- Dataset extract -
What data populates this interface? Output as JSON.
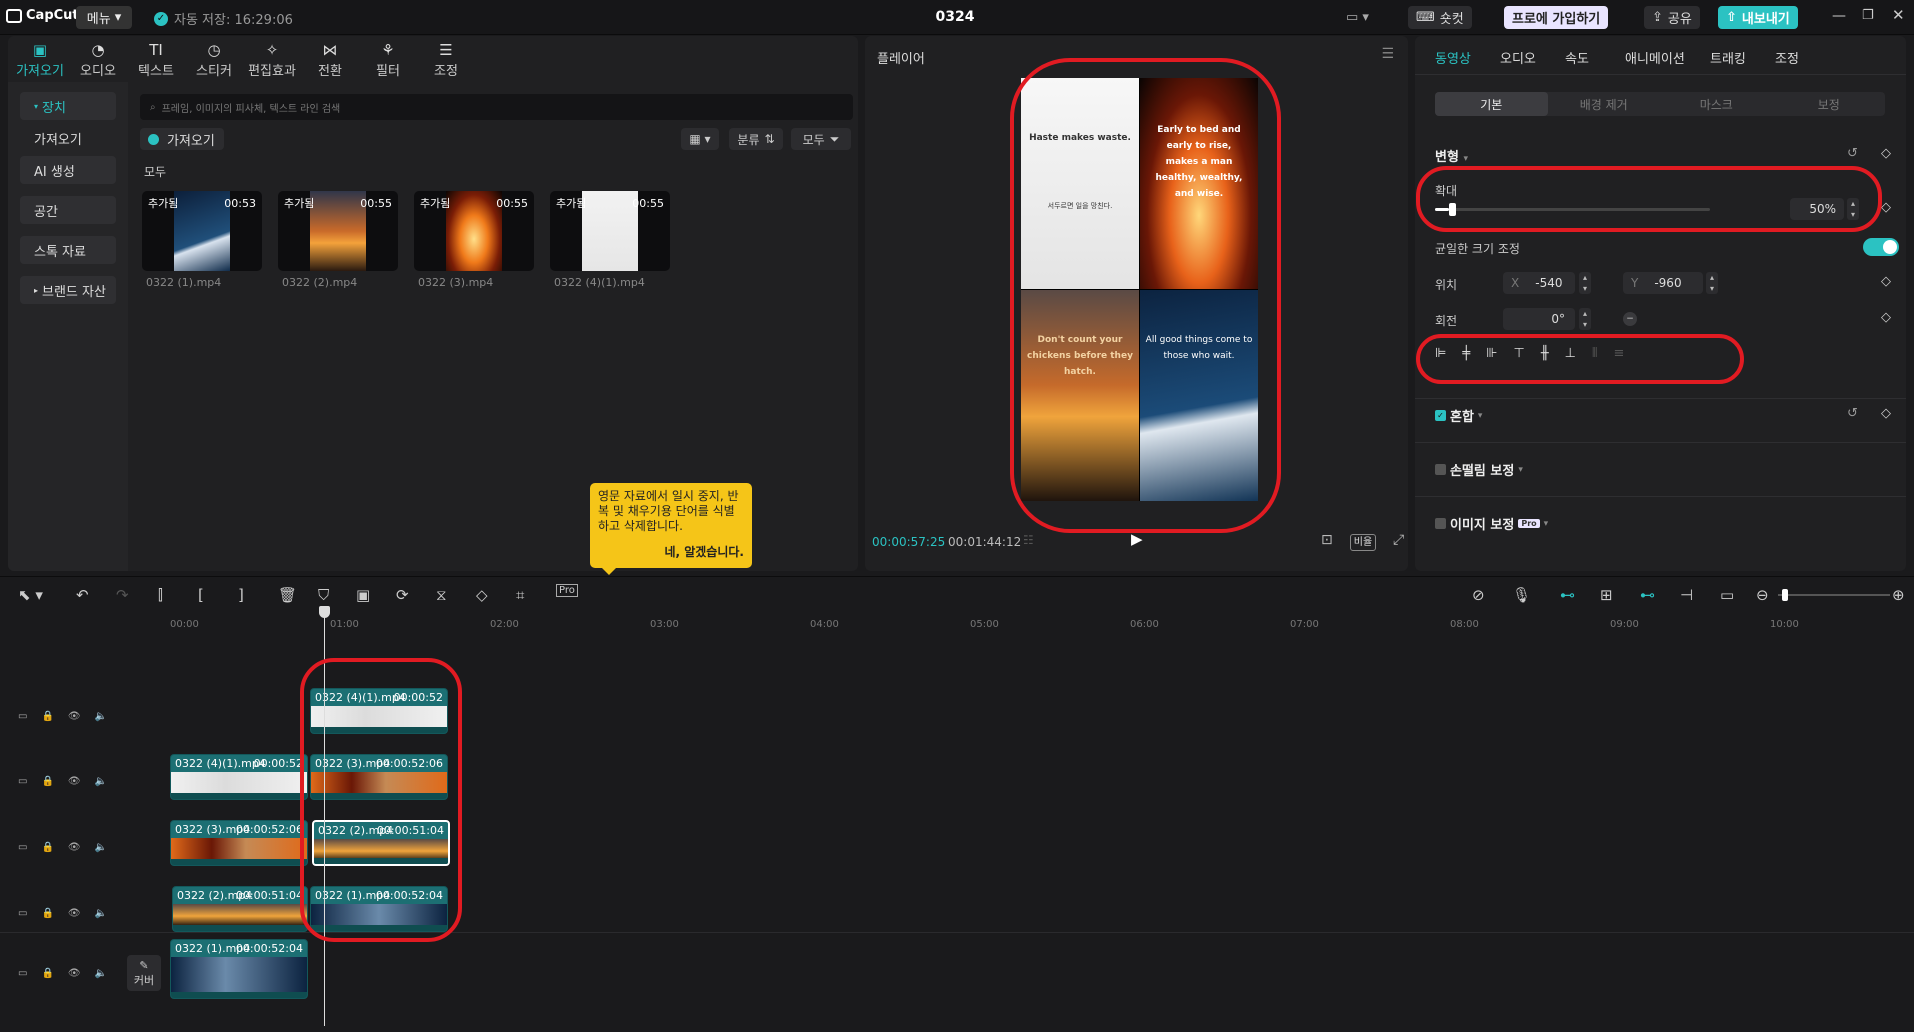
{
  "titlebar": {
    "logo": "CapCut",
    "menu": "메뉴",
    "autosave": "자동 저장: 16:29:06",
    "title": "0324",
    "shortcut": "숏컷",
    "pro": "프로에 가입하기",
    "share": "공유",
    "export": "내보내기"
  },
  "left": {
    "tabs": [
      "가져오기",
      "오디오",
      "텍스트",
      "스티커",
      "편집효과",
      "전환",
      "필터",
      "조정"
    ],
    "nav": [
      "장치",
      "가져오기",
      "AI 생성",
      "공간",
      "스톡 자료",
      "브랜드 자산"
    ],
    "search_placeholder": "프레임, 이미지의 피사체, 텍스트 라인 검색",
    "import_btn": "가져오기",
    "sort": "분류",
    "filter": "모두",
    "section": "모두",
    "media": [
      {
        "tag": "추가됨",
        "dur": "00:53",
        "name": "0322 (1).mp4"
      },
      {
        "tag": "추가됨",
        "dur": "00:55",
        "name": "0322 (2).mp4"
      },
      {
        "tag": "추가됨",
        "dur": "00:55",
        "name": "0322 (3).mp4"
      },
      {
        "tag": "추가됨",
        "dur": "00:55",
        "name": "0322 (4)(1).mp4"
      }
    ],
    "tooltip": {
      "text": "영문 자료에서 일시 중지, 반복 및 채우기용 단어를 식별하고 삭제합니다.",
      "ok": "네, 알겠습니다."
    }
  },
  "player": {
    "title": "플레이어",
    "q1": "Haste makes waste.",
    "q1_sub": "서두르면 일을 망친다.",
    "q2": "Early to bed and early to rise, makes a man healthy, wealthy, and wise.",
    "q3": "Don't count your chickens before they hatch.",
    "q4": "All good things come to those who wait.",
    "current": "00:00:57:25",
    "duration": "00:01:44:12",
    "ratio": "비율"
  },
  "inspector": {
    "tabs": [
      "동영상",
      "오디오",
      "속도",
      "애니메이션",
      "트래킹",
      "조정"
    ],
    "subtabs": [
      "기본",
      "배경 제거",
      "마스크",
      "보정"
    ],
    "transform": "변형",
    "scale_label": "확대",
    "scale_value": "50%",
    "scale_fraction": 0.05,
    "uniform": "균일한 크기 조정",
    "position": "위치",
    "x_label": "X",
    "x_value": "-540",
    "y_label": "Y",
    "y_value": "-960",
    "rotation": "회전",
    "rotation_value": "0°",
    "blend": "혼합",
    "stabilize": "손떨림 보정",
    "enhance": "이미지 보정",
    "pro_badge": "Pro"
  },
  "timeline": {
    "ruler": [
      "00:00",
      "01:00",
      "02:00",
      "03:00",
      "04:00",
      "05:00",
      "06:00",
      "07:00",
      "08:00",
      "09:00",
      "10:00"
    ],
    "cover": "커버",
    "clips": [
      {
        "name": "0322 (4)(1).mp4",
        "dur": "00:00:52"
      },
      {
        "name": "0322 (4)(1).mp4",
        "dur": "00:00:52"
      },
      {
        "name": "0322 (3).mp4",
        "dur": "00:00:52:06"
      },
      {
        "name": "0322 (3).mp4",
        "dur": "00:00:52:06"
      },
      {
        "name": "0322 (2).mp4",
        "dur": "00:00:51:04"
      },
      {
        "name": "0322 (2).mp4",
        "dur": "00:00:51:04"
      },
      {
        "name": "0322 (1).mp4",
        "dur": "00:00:52:04"
      },
      {
        "name": "0322 (1).mp4",
        "dur": "00:00:52:04"
      }
    ]
  },
  "colors": {
    "accent": "#2bc2c2",
    "highlight": "#e11b22",
    "tooltip": "#f5c518",
    "clip": "#1c6f73"
  }
}
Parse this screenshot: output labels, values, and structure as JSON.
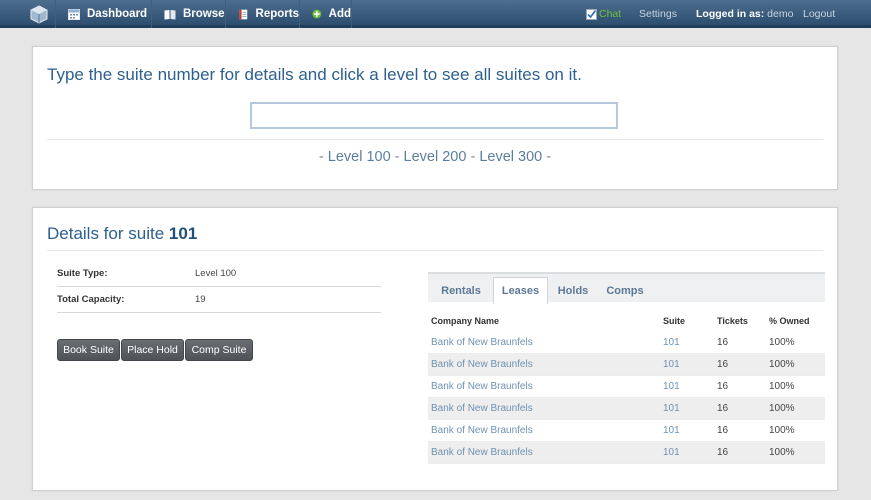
{
  "nav": {
    "items": [
      {
        "label": "Dashboard",
        "icon": "calendar-icon"
      },
      {
        "label": "Browse",
        "icon": "book-icon"
      },
      {
        "label": "Reports",
        "icon": "report-icon"
      },
      {
        "label": "Add",
        "icon": "plus-circle-icon"
      }
    ],
    "chat": "Chat",
    "settings": "Settings",
    "logged_in_label": "Logged in as:",
    "user": "demo",
    "logout": "Logout"
  },
  "search_panel": {
    "title": "Type the suite number for details and click a level to see all suites on it.",
    "input_value": "",
    "separator": "-",
    "levels": [
      "Level 100",
      "Level 200",
      "Level 300"
    ]
  },
  "details": {
    "title_prefix": "Details for suite",
    "suite_number": "101",
    "rows": [
      {
        "label": "Suite Type:",
        "value": "Level 100"
      },
      {
        "label": "Total Capacity:",
        "value": "19"
      }
    ],
    "buttons": [
      "Book Suite",
      "Place Hold",
      "Comp Suite"
    ]
  },
  "tabs": {
    "items": [
      "Rentals",
      "Leases",
      "Holds",
      "Comps"
    ],
    "active": "Leases",
    "columns": [
      "Company Name",
      "Suite",
      "Tickets",
      "% Owned"
    ],
    "rows": [
      [
        "Bank of New Braunfels",
        "101",
        "16",
        "100%"
      ],
      [
        "Bank of New Braunfels",
        "101",
        "16",
        "100%"
      ],
      [
        "Bank of New Braunfels",
        "101",
        "16",
        "100%"
      ],
      [
        "Bank of New Braunfels",
        "101",
        "16",
        "100%"
      ],
      [
        "Bank of New Braunfels",
        "101",
        "16",
        "100%"
      ],
      [
        "Bank of New Braunfels",
        "101",
        "16",
        "100%"
      ]
    ]
  }
}
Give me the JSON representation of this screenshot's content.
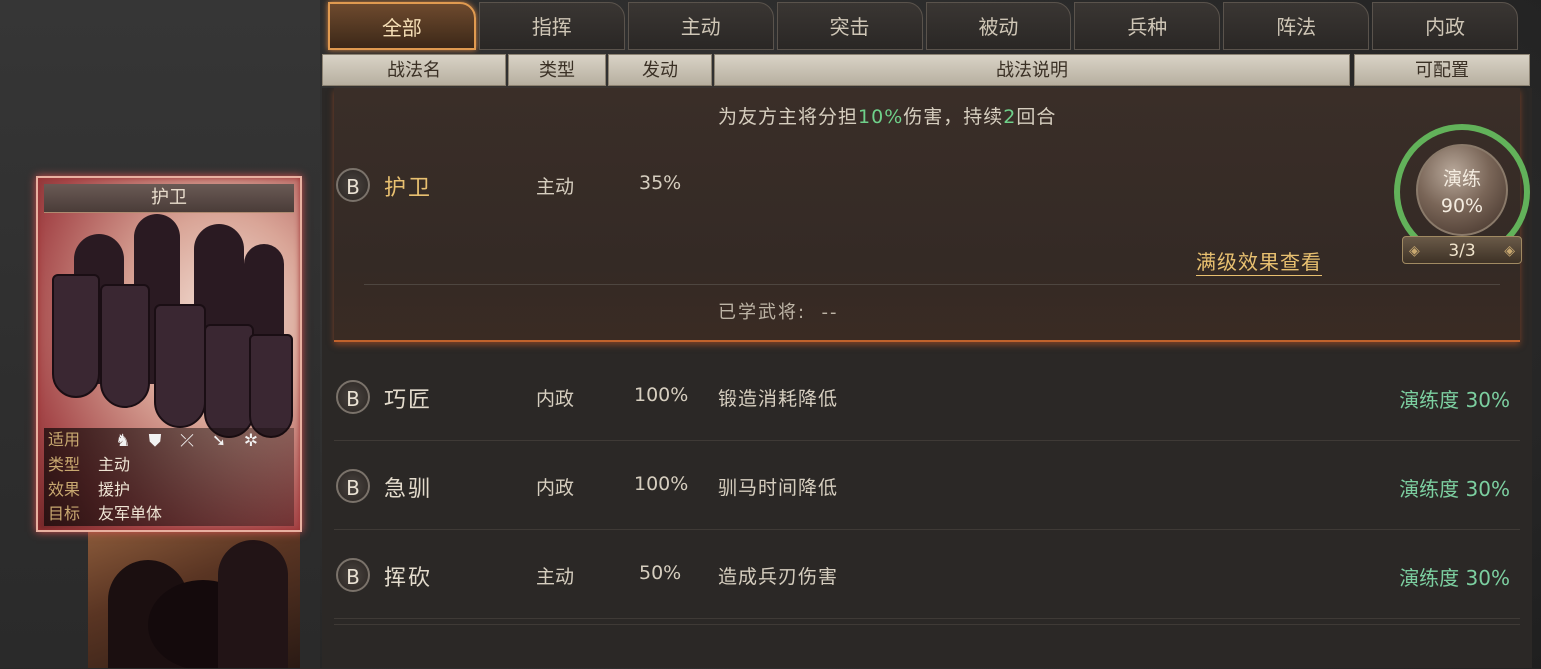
{
  "tabs": [
    {
      "label": "全部",
      "active": true
    },
    {
      "label": "指挥",
      "active": false
    },
    {
      "label": "主动",
      "active": false
    },
    {
      "label": "突击",
      "active": false
    },
    {
      "label": "被动",
      "active": false
    },
    {
      "label": "兵种",
      "active": false
    },
    {
      "label": "阵法",
      "active": false
    },
    {
      "label": "内政",
      "active": false
    }
  ],
  "columns": {
    "name": "战法名",
    "type": "类型",
    "trigger": "发动",
    "description": "战法说明",
    "configurable": "可配置"
  },
  "skill_card": {
    "title": "护卫",
    "applicable_label": "适用",
    "troop_icons": [
      "cavalry-icon",
      "shield-icon",
      "bow-icon",
      "spear-icon",
      "chariot-icon"
    ],
    "type_label": "类型",
    "type_value": "主动",
    "effect_label": "效果",
    "effect_value": "援护",
    "target_label": "目标",
    "target_value": "友军单体"
  },
  "expanded_skill": {
    "grade": "B",
    "name": "护卫",
    "type": "主动",
    "trigger": "35%",
    "desc_part1": "为友方主将分担",
    "desc_pct": "10%",
    "desc_part2": "伤害，持续",
    "desc_turns": "2",
    "desc_part3": "回合",
    "full_level_link": "满级效果查看",
    "learned_label": "已学武将:",
    "learned_value": "--",
    "practice_label": "演练",
    "practice_value": "90%",
    "practice_progress": 0.9,
    "practice_count": "3/3"
  },
  "skills": [
    {
      "grade": "B",
      "name": "巧匠",
      "type": "内政",
      "trigger": "100%",
      "description": "锻造消耗降低",
      "practice": "演练度 30%"
    },
    {
      "grade": "B",
      "name": "急驯",
      "type": "内政",
      "trigger": "100%",
      "description": "驯马时间降低",
      "practice": "演练度 30%"
    },
    {
      "grade": "B",
      "name": "挥砍",
      "type": "主动",
      "trigger": "50%",
      "description": "造成兵刃伤害",
      "practice": "演练度 30%"
    }
  ],
  "colors": {
    "accent": "#e09a50",
    "practice_green": "#6fd08a",
    "gold_text": "#e8c070"
  }
}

- Short problem -
Restate the whole of the material word for word without the pictures.

- Answer -
What data populates this interface? Output as JSON.
{
  "titlebar": {
    "logo": "CapCut",
    "menu": "메뉴",
    "autosave": "자동 저장: 16:29:06",
    "title": "0324",
    "shortcut": "숏컷",
    "pro": "프로에 가입하기",
    "share": "공유",
    "export": "내보내기"
  },
  "left": {
    "tabs": [
      "가져오기",
      "오디오",
      "텍스트",
      "스티커",
      "편집효과",
      "전환",
      "필터",
      "조정"
    ],
    "nav": [
      "장치",
      "가져오기",
      "AI 생성",
      "공간",
      "스톡 자료",
      "브랜드 자산"
    ],
    "search_placeholder": "프레임, 이미지의 피사체, 텍스트 라인 검색",
    "import_btn": "가져오기",
    "sort": "분류",
    "filter": "모두",
    "section": "모두",
    "media": [
      {
        "tag": "추가됨",
        "dur": "00:53",
        "name": "0322 (1).mp4"
      },
      {
        "tag": "추가됨",
        "dur": "00:55",
        "name": "0322 (2).mp4"
      },
      {
        "tag": "추가됨",
        "dur": "00:55",
        "name": "0322 (3).mp4"
      },
      {
        "tag": "추가됨",
        "dur": "00:55",
        "name": "0322 (4)(1).mp4"
      }
    ],
    "tooltip": {
      "text": "영문 자료에서 일시 중지, 반복 및 채우기용 단어를 식별하고 삭제합니다.",
      "ok": "네, 알겠습니다."
    }
  },
  "player": {
    "title": "플레이어",
    "q1": "Haste makes waste.",
    "q1_sub": "서두르면 일을 망친다.",
    "q2": "Early to bed and early to rise, makes a man healthy, wealthy, and wise.",
    "q3": "Don't count your chickens before they hatch.",
    "q4": "All good things come to those who wait.",
    "current": "00:00:57:25",
    "duration": "00:01:44:12",
    "ratio": "비율"
  },
  "inspector": {
    "tabs": [
      "동영상",
      "오디오",
      "속도",
      "애니메이션",
      "트래킹",
      "조정"
    ],
    "subtabs": [
      "기본",
      "배경 제거",
      "마스크",
      "보정"
    ],
    "transform": "변형",
    "scale_label": "확대",
    "scale_value": "50%",
    "scale_fraction": 0.05,
    "uniform": "균일한 크기 조정",
    "position": "위치",
    "x_label": "X",
    "x_value": "-540",
    "y_label": "Y",
    "y_value": "-960",
    "rotation": "회전",
    "rotation_value": "0°",
    "blend": "혼합",
    "stabilize": "손떨림 보정",
    "enhance": "이미지 보정",
    "pro_badge": "Pro"
  },
  "timeline": {
    "ruler": [
      "00:00",
      "01:00",
      "02:00",
      "03:00",
      "04:00",
      "05:00",
      "06:00",
      "07:00",
      "08:00",
      "09:00",
      "10:00"
    ],
    "cover": "커버",
    "clips": [
      {
        "name": "0322 (4)(1).mp4",
        "dur": "00:00:52"
      },
      {
        "name": "0322 (4)(1).mp4",
        "dur": "00:00:52"
      },
      {
        "name": "0322 (3).mp4",
        "dur": "00:00:52:06"
      },
      {
        "name": "0322 (3).mp4",
        "dur": "00:00:52:06"
      },
      {
        "name": "0322 (2).mp4",
        "dur": "00:00:51:04"
      },
      {
        "name": "0322 (2).mp4",
        "dur": "00:00:51:04"
      },
      {
        "name": "0322 (1).mp4",
        "dur": "00:00:52:04"
      },
      {
        "name": "0322 (1).mp4",
        "dur": "00:00:52:04"
      }
    ]
  },
  "colors": {
    "accent": "#2bc2c2",
    "highlight": "#e11b22",
    "tooltip": "#f5c518",
    "clip": "#1c6f73"
  }
}
Parse this screenshot: output labels, values, and structure as JSON.
{
  "nav": {
    "items": [
      {
        "label": "Dashboard",
        "icon": "calendar-icon"
      },
      {
        "label": "Browse",
        "icon": "book-icon"
      },
      {
        "label": "Reports",
        "icon": "report-icon"
      },
      {
        "label": "Add",
        "icon": "plus-circle-icon"
      }
    ],
    "chat": "Chat",
    "settings": "Settings",
    "logged_in_label": "Logged in as:",
    "user": "demo",
    "logout": "Logout"
  },
  "search_panel": {
    "title": "Type the suite number for details and click a level to see all suites on it.",
    "input_value": "",
    "separator": "-",
    "levels": [
      "Level 100",
      "Level 200",
      "Level 300"
    ]
  },
  "details": {
    "title_prefix": "Details for suite",
    "suite_number": "101",
    "rows": [
      {
        "label": "Suite Type:",
        "value": "Level 100"
      },
      {
        "label": "Total Capacity:",
        "value": "19"
      }
    ],
    "buttons": [
      "Book Suite",
      "Place Hold",
      "Comp Suite"
    ]
  },
  "tabs": {
    "items": [
      "Rentals",
      "Leases",
      "Holds",
      "Comps"
    ],
    "active": "Leases",
    "columns": [
      "Company Name",
      "Suite",
      "Tickets",
      "% Owned"
    ],
    "rows": [
      [
        "Bank of New Braunfels",
        "101",
        "16",
        "100%"
      ],
      [
        "Bank of New Braunfels",
        "101",
        "16",
        "100%"
      ],
      [
        "Bank of New Braunfels",
        "101",
        "16",
        "100%"
      ],
      [
        "Bank of New Braunfels",
        "101",
        "16",
        "100%"
      ],
      [
        "Bank of New Braunfels",
        "101",
        "16",
        "100%"
      ],
      [
        "Bank of New Braunfels",
        "101",
        "16",
        "100%"
      ]
    ]
  }
}
Give me the JSON representation of this screenshot's content.
{
  "tabs": [
    {
      "label": "全部",
      "active": true
    },
    {
      "label": "指挥",
      "active": false
    },
    {
      "label": "主动",
      "active": false
    },
    {
      "label": "突击",
      "active": false
    },
    {
      "label": "被动",
      "active": false
    },
    {
      "label": "兵种",
      "active": false
    },
    {
      "label": "阵法",
      "active": false
    },
    {
      "label": "内政",
      "active": false
    }
  ],
  "columns": {
    "name": "战法名",
    "type": "类型",
    "trigger": "发动",
    "description": "战法说明",
    "configurable": "可配置"
  },
  "skill_card": {
    "title": "护卫",
    "applicable_label": "适用",
    "troop_icons": [
      "cavalry-icon",
      "shield-icon",
      "bow-icon",
      "spear-icon",
      "chariot-icon"
    ],
    "type_label": "类型",
    "type_value": "主动",
    "effect_label": "效果",
    "effect_value": "援护",
    "target_label": "目标",
    "target_value": "友军单体"
  },
  "expanded_skill": {
    "grade": "B",
    "name": "护卫",
    "type": "主动",
    "trigger": "35%",
    "desc_part1": "为友方主将分担",
    "desc_pct": "10%",
    "desc_part2": "伤害，持续",
    "desc_turns": "2",
    "desc_part3": "回合",
    "full_level_link": "满级效果查看",
    "learned_label": "已学武将:",
    "learned_value": "--",
    "practice_label": "演练",
    "practice_value": "90%",
    "practice_progress": 0.9,
    "practice_count": "3/3"
  },
  "skills": [
    {
      "grade": "B",
      "name": "巧匠",
      "type": "内政",
      "trigger": "100%",
      "description": "锻造消耗降低",
      "practice": "演练度 30%"
    },
    {
      "grade": "B",
      "name": "急驯",
      "type": "内政",
      "trigger": "100%",
      "description": "驯马时间降低",
      "practice": "演练度 30%"
    },
    {
      "grade": "B",
      "name": "挥砍",
      "type": "主动",
      "trigger": "50%",
      "description": "造成兵刃伤害",
      "practice": "演练度 30%"
    }
  ],
  "colors": {
    "accent": "#e09a50",
    "practice_green": "#6fd08a",
    "gold_text": "#e8c070"
  }
}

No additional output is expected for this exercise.